- Do this -
Repeat precisely, and only, the lines between the line containing "Extract all readable text from this page." and the end of the listing below, both ends included.

- Recorded data -
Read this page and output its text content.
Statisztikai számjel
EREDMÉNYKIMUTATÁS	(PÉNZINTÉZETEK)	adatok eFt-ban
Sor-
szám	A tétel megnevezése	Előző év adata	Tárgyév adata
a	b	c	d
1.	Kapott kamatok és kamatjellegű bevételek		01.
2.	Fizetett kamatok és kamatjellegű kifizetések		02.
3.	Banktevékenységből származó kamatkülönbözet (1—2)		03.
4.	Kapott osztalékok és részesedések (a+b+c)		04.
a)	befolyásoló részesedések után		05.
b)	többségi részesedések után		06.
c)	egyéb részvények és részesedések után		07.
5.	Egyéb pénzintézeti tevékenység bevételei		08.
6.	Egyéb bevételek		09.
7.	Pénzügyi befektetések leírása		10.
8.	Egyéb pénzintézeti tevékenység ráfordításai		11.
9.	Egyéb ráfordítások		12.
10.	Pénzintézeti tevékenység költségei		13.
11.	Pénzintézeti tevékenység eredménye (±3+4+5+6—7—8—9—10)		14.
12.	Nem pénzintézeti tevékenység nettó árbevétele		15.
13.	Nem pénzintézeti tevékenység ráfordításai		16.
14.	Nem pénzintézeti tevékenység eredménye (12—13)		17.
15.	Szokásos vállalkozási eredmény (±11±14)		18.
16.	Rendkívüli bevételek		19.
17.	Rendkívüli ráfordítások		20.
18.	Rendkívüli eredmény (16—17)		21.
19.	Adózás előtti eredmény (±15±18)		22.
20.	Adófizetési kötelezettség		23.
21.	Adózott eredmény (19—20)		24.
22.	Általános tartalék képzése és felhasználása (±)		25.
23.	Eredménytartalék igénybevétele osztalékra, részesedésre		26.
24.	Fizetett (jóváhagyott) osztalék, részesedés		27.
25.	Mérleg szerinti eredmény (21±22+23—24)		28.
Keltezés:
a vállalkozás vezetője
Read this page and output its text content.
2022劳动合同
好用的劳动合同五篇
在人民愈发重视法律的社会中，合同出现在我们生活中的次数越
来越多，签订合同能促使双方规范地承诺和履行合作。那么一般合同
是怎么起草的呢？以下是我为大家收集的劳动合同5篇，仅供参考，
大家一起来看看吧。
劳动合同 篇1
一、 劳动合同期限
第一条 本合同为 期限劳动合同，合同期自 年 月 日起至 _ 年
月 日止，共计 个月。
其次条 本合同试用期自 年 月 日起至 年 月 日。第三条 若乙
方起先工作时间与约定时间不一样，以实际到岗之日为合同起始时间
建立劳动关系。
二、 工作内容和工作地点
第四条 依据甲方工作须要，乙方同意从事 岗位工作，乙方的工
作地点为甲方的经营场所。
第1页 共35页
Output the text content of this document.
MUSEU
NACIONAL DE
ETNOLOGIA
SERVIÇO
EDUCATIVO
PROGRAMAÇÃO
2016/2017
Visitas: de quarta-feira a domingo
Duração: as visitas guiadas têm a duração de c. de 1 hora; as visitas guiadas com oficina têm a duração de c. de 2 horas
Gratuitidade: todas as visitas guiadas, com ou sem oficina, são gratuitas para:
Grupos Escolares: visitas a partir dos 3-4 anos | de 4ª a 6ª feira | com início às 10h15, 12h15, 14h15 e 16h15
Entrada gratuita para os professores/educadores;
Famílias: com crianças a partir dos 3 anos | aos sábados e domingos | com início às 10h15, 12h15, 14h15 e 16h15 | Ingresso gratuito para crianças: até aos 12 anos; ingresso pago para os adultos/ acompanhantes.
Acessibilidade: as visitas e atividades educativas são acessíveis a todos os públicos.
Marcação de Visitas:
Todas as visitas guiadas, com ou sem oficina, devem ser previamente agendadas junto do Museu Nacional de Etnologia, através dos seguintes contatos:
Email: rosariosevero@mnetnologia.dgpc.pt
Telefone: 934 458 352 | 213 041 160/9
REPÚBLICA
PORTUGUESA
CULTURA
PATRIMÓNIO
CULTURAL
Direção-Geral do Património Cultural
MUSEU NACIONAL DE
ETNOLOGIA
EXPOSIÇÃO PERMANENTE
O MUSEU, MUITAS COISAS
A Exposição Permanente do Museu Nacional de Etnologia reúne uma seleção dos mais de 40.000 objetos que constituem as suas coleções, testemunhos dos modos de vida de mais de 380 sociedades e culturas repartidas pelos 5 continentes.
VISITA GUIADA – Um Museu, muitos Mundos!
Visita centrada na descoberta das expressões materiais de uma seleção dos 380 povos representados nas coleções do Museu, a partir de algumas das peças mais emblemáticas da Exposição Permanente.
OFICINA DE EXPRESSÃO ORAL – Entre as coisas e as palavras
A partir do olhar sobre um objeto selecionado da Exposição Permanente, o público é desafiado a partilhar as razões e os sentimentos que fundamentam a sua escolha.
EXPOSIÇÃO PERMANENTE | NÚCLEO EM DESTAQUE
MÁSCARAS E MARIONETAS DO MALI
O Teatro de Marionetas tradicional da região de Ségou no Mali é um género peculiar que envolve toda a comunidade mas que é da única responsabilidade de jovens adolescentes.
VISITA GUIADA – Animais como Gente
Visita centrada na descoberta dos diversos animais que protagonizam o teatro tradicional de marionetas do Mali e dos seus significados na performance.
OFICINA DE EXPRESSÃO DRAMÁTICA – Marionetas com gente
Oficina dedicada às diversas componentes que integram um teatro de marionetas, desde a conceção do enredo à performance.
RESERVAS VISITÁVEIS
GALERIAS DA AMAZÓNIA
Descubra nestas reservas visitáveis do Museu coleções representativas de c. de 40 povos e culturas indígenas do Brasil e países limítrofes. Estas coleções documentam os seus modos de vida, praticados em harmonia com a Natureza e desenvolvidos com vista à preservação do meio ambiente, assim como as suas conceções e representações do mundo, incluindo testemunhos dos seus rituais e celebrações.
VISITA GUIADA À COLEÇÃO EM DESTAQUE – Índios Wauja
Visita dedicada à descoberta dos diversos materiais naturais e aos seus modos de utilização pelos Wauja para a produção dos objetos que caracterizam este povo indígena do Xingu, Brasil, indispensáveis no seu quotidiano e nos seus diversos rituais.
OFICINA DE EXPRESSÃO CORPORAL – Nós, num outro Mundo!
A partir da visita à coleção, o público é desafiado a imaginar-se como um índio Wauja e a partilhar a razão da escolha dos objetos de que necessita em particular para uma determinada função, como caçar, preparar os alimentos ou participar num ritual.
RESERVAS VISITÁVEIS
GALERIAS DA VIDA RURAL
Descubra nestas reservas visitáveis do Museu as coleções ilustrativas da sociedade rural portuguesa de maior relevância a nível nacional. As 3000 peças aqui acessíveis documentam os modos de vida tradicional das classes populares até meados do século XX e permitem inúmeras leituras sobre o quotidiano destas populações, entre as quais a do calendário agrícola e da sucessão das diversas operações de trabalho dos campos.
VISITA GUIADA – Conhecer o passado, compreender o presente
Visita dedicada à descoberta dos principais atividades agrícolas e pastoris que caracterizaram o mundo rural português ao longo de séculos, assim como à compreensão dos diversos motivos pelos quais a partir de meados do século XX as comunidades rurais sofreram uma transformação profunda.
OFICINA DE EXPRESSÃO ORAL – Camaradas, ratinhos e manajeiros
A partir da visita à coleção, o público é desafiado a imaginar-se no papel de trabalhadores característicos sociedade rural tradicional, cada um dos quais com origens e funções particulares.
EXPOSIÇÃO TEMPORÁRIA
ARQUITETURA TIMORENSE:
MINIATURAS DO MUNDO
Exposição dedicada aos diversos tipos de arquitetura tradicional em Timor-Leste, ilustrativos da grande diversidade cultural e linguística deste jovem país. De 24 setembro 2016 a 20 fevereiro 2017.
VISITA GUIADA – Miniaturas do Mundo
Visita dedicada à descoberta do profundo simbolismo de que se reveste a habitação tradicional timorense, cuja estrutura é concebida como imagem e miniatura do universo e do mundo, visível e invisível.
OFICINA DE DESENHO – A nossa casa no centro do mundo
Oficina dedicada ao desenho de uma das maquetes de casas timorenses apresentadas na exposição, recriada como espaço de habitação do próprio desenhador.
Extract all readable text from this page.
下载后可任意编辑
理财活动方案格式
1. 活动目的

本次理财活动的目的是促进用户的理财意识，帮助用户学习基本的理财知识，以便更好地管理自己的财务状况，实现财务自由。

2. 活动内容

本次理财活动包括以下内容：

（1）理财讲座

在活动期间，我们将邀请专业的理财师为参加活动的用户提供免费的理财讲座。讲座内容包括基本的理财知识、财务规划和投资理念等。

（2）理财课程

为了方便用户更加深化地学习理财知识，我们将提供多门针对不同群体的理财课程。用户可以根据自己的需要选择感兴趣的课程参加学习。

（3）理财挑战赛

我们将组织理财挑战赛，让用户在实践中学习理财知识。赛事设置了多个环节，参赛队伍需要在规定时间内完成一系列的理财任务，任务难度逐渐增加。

- Right answer -
Extract all readable text from this page.
下载后可任意编辑
理财活动方案格式
1. 活动目的

本次理财活动的目的是促进用户的理财意识，帮助用户学习基本的理财知识，以便更好地管理自己的财务状况，实现财务自由。

2. 活动内容

本次理财活动包括以下内容：

（1）理财讲座

在活动期间，我们将邀请专业的理财师为参加活动的用户提供免费的理财讲座。讲座内容包括基本的理财知识、财务规划和投资理念等。

（2）理财课程

为了方便用户更加深化地学习理财知识，我们将提供多门针对不同群体的理财课程。用户可以根据自己的需要选择感兴趣的课程参加学习。

（3）理财挑战赛

我们将组织理财挑战赛，让用户在实践中学习理财知识。赛事设置了多个环节，参赛队伍需要在规定时间内完成一系列的理财任务，任务难度逐渐增加。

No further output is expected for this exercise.